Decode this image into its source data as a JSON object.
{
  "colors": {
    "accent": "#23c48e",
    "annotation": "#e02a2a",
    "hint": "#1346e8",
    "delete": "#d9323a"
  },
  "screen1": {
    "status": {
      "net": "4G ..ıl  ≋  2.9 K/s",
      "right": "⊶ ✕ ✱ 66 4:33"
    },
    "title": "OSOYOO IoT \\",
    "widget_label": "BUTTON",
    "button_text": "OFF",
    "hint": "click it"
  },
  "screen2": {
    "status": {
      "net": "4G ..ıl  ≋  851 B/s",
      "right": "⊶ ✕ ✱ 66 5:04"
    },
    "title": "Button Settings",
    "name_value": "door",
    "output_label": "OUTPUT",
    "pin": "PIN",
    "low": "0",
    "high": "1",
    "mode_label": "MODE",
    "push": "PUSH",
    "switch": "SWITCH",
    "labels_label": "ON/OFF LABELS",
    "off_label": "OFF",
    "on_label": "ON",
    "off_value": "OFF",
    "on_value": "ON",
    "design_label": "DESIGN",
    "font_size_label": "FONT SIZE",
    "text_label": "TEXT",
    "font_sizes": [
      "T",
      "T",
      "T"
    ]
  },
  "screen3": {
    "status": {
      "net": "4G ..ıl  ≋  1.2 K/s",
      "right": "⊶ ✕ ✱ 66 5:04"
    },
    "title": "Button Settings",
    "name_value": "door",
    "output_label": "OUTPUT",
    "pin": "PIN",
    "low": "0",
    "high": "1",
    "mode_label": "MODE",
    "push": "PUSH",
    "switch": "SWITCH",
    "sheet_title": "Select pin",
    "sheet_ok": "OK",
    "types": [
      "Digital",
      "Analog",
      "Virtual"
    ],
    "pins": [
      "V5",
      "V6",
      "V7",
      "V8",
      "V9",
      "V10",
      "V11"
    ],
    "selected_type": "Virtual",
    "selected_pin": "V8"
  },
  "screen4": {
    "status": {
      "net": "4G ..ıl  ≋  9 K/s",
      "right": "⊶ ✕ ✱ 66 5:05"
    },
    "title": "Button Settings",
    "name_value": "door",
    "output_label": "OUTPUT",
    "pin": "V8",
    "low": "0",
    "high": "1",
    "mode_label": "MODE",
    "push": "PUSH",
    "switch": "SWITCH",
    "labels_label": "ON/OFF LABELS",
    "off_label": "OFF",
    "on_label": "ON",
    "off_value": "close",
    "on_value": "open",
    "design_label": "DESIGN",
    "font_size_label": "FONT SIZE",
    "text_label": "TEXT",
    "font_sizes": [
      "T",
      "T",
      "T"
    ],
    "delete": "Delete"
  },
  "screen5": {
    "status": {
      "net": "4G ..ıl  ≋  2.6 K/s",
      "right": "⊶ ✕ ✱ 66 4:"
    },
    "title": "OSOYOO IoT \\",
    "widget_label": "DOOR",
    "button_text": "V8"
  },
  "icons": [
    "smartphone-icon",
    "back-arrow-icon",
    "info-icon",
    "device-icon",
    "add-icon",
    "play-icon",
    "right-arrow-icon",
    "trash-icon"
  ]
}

Exercise goal >> Reproduce the full listing exactly.

Answer for the task >>
Decode this image into its source data as a JSON object.
{
  "colors": {
    "accent": "#23c48e",
    "annotation": "#e02a2a",
    "hint": "#1346e8",
    "delete": "#d9323a"
  },
  "screen1": {
    "status": {
      "net": "4G ..ıl  ≋  2.9 K/s",
      "right": "⊶ ✕ ✱ 66 4:33"
    },
    "title": "OSOYOO IoT \\",
    "widget_label": "BUTTON",
    "button_text": "OFF",
    "hint": "click it"
  },
  "screen2": {
    "status": {
      "net": "4G ..ıl  ≋  851 B/s",
      "right": "⊶ ✕ ✱ 66 5:04"
    },
    "title": "Button Settings",
    "name_value": "door",
    "output_label": "OUTPUT",
    "pin": "PIN",
    "low": "0",
    "high": "1",
    "mode_label": "MODE",
    "push": "PUSH",
    "switch": "SWITCH",
    "labels_label": "ON/OFF LABELS",
    "off_label": "OFF",
    "on_label": "ON",
    "off_value": "OFF",
    "on_value": "ON",
    "design_label": "DESIGN",
    "font_size_label": "FONT SIZE",
    "text_label": "TEXT",
    "font_sizes": [
      "T",
      "T",
      "T"
    ]
  },
  "screen3": {
    "status": {
      "net": "4G ..ıl  ≋  1.2 K/s",
      "right": "⊶ ✕ ✱ 66 5:04"
    },
    "title": "Button Settings",
    "name_value": "door",
    "output_label": "OUTPUT",
    "pin": "PIN",
    "low": "0",
    "high": "1",
    "mode_label": "MODE",
    "push": "PUSH",
    "switch": "SWITCH",
    "sheet_title": "Select pin",
    "sheet_ok": "OK",
    "types": [
      "Digital",
      "Analog",
      "Virtual"
    ],
    "pins": [
      "V5",
      "V6",
      "V7",
      "V8",
      "V9",
      "V10",
      "V11"
    ],
    "selected_type": "Virtual",
    "selected_pin": "V8"
  },
  "screen4": {
    "status": {
      "net": "4G ..ıl  ≋  9 K/s",
      "right": "⊶ ✕ ✱ 66 5:05"
    },
    "title": "Button Settings",
    "name_value": "door",
    "output_label": "OUTPUT",
    "pin": "V8",
    "low": "0",
    "high": "1",
    "mode_label": "MODE",
    "push": "PUSH",
    "switch": "SWITCH",
    "labels_label": "ON/OFF LABELS",
    "off_label": "OFF",
    "on_label": "ON",
    "off_value": "close",
    "on_value": "open",
    "design_label": "DESIGN",
    "font_size_label": "FONT SIZE",
    "text_label": "TEXT",
    "font_sizes": [
      "T",
      "T",
      "T"
    ],
    "delete": "Delete"
  },
  "screen5": {
    "status": {
      "net": "4G ..ıl  ≋  2.6 K/s",
      "right": "⊶ ✕ ✱ 66 4:"
    },
    "title": "OSOYOO IoT \\",
    "widget_label": "DOOR",
    "button_text": "V8"
  },
  "icons": [
    "smartphone-icon",
    "back-arrow-icon",
    "info-icon",
    "device-icon",
    "add-icon",
    "play-icon",
    "right-arrow-icon",
    "trash-icon"
  ]
}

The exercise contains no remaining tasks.